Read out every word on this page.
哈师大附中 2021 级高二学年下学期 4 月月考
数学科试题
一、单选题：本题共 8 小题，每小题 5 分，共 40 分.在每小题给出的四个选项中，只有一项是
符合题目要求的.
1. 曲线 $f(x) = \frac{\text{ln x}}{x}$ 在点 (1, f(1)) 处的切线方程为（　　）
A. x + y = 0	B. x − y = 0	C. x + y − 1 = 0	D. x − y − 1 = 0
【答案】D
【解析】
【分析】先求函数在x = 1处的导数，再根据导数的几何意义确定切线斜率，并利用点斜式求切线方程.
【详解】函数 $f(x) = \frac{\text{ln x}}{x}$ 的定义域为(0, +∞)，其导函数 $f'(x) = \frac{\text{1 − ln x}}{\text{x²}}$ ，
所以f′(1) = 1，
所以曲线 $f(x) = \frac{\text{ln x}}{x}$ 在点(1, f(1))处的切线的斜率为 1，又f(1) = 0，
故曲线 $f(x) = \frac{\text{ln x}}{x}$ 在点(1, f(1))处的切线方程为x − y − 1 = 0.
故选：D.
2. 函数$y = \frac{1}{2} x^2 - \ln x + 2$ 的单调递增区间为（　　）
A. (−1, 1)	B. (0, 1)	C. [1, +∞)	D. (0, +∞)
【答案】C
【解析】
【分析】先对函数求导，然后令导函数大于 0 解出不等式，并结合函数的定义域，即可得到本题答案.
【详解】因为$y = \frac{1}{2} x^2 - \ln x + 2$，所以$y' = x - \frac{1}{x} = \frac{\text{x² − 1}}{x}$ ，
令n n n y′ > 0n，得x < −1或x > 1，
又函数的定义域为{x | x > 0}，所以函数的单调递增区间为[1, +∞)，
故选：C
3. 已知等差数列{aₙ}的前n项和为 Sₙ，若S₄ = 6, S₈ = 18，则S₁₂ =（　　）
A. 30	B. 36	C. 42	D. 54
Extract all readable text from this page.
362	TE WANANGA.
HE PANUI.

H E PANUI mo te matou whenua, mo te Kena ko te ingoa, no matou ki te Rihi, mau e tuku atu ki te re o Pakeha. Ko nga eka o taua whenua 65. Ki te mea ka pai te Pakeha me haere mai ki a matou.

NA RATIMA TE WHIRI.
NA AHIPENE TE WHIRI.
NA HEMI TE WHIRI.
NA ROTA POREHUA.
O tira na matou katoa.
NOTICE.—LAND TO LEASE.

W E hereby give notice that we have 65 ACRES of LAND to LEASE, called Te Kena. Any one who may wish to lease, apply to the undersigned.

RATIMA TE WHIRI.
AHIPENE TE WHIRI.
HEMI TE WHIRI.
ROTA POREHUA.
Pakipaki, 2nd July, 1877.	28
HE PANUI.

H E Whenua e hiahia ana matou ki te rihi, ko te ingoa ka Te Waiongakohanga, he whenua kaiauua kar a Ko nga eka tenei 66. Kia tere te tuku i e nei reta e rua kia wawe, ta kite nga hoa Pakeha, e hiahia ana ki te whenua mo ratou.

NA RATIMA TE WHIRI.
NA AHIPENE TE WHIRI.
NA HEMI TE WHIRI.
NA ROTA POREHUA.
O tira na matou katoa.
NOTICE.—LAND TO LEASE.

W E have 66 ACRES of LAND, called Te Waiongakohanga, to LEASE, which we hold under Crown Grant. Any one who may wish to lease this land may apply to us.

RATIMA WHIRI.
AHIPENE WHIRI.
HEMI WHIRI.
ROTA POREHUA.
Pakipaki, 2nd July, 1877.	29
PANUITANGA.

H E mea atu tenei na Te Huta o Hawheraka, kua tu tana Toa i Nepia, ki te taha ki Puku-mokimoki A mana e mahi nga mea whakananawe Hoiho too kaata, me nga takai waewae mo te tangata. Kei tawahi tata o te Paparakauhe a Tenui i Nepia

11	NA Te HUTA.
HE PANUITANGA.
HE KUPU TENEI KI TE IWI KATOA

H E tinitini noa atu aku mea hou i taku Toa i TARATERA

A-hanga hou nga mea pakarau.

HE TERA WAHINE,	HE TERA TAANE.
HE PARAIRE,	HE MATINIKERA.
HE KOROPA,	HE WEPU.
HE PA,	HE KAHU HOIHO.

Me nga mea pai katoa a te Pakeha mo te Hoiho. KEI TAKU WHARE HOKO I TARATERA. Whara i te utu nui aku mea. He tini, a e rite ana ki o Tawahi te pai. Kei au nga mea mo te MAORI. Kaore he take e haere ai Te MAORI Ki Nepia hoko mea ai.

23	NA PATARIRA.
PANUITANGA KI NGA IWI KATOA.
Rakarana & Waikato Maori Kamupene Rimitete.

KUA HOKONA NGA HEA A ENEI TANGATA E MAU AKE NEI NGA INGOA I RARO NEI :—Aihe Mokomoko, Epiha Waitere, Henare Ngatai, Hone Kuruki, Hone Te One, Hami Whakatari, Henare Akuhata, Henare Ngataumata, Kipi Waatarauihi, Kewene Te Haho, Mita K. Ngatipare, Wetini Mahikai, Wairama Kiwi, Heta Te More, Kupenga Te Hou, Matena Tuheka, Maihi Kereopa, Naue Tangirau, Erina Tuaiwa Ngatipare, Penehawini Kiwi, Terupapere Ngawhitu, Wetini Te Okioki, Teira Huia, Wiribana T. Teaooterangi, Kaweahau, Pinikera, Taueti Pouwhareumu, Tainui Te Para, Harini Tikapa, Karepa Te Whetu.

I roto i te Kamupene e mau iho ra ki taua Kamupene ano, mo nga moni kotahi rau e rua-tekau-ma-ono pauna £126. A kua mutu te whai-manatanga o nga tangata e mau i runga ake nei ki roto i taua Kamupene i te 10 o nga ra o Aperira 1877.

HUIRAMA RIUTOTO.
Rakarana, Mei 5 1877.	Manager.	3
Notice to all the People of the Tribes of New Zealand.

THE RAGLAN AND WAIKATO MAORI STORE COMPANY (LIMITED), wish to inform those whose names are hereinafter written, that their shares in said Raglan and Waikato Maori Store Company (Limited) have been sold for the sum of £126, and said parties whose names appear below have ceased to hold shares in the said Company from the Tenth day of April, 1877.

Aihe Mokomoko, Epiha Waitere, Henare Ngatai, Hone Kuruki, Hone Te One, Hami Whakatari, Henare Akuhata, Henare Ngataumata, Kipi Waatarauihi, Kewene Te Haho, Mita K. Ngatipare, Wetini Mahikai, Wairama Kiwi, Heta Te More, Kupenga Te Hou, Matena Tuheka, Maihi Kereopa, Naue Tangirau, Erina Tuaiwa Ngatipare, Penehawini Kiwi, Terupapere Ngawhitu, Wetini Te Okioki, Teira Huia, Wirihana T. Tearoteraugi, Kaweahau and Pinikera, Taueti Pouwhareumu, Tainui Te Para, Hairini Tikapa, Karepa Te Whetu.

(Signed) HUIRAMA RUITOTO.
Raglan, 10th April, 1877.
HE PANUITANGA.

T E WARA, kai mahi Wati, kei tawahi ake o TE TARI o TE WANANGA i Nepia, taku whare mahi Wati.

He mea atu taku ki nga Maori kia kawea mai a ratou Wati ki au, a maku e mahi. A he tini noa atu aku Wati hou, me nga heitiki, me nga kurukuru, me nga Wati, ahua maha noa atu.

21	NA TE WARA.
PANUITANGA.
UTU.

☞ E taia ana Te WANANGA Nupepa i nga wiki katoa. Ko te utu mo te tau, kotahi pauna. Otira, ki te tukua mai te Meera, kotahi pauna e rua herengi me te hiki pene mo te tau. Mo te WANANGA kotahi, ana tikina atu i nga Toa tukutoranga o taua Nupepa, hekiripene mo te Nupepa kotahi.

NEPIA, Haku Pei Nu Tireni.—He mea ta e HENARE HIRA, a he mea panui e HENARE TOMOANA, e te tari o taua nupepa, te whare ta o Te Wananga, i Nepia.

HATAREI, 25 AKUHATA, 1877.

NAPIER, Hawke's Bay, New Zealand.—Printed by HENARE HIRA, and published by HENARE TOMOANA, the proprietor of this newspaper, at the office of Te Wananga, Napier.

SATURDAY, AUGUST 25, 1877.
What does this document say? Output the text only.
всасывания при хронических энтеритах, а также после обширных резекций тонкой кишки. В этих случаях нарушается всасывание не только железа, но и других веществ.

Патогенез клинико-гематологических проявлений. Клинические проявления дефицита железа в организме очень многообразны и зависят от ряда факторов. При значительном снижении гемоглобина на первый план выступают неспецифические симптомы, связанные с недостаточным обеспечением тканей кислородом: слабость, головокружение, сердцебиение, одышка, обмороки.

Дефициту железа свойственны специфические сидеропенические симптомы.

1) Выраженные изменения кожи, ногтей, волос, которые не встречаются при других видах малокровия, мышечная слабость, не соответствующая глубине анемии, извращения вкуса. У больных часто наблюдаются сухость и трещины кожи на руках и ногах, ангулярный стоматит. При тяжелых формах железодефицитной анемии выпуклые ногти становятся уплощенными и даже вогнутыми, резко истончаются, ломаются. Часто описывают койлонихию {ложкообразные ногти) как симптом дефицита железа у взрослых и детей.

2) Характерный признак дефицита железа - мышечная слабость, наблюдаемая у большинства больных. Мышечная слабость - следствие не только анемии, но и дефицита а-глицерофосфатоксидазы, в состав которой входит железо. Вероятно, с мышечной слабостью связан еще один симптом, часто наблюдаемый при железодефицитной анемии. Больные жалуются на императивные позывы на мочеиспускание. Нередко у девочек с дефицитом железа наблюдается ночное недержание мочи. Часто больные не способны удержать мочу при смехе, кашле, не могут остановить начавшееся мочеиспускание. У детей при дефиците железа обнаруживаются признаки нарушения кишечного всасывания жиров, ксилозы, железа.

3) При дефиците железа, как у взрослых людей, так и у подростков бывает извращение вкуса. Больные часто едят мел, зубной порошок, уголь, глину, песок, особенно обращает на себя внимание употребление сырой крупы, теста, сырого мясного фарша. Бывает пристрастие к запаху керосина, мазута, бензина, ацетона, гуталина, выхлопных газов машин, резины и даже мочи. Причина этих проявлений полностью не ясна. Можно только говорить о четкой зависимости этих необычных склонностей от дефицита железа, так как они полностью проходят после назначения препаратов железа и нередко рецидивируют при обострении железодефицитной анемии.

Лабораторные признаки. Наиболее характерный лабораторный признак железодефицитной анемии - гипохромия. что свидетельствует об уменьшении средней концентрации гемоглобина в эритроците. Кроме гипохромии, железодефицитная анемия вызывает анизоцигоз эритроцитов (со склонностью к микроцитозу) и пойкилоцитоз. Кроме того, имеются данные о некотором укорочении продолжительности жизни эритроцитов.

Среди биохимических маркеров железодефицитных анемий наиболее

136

============

> Work to complete: Pick each line holding the word "July" out of the data and copy it.

> Answer in full:
Pakipaki, 2nd July, 1877.	28
Pakipaki, 2nd July, 1877.	29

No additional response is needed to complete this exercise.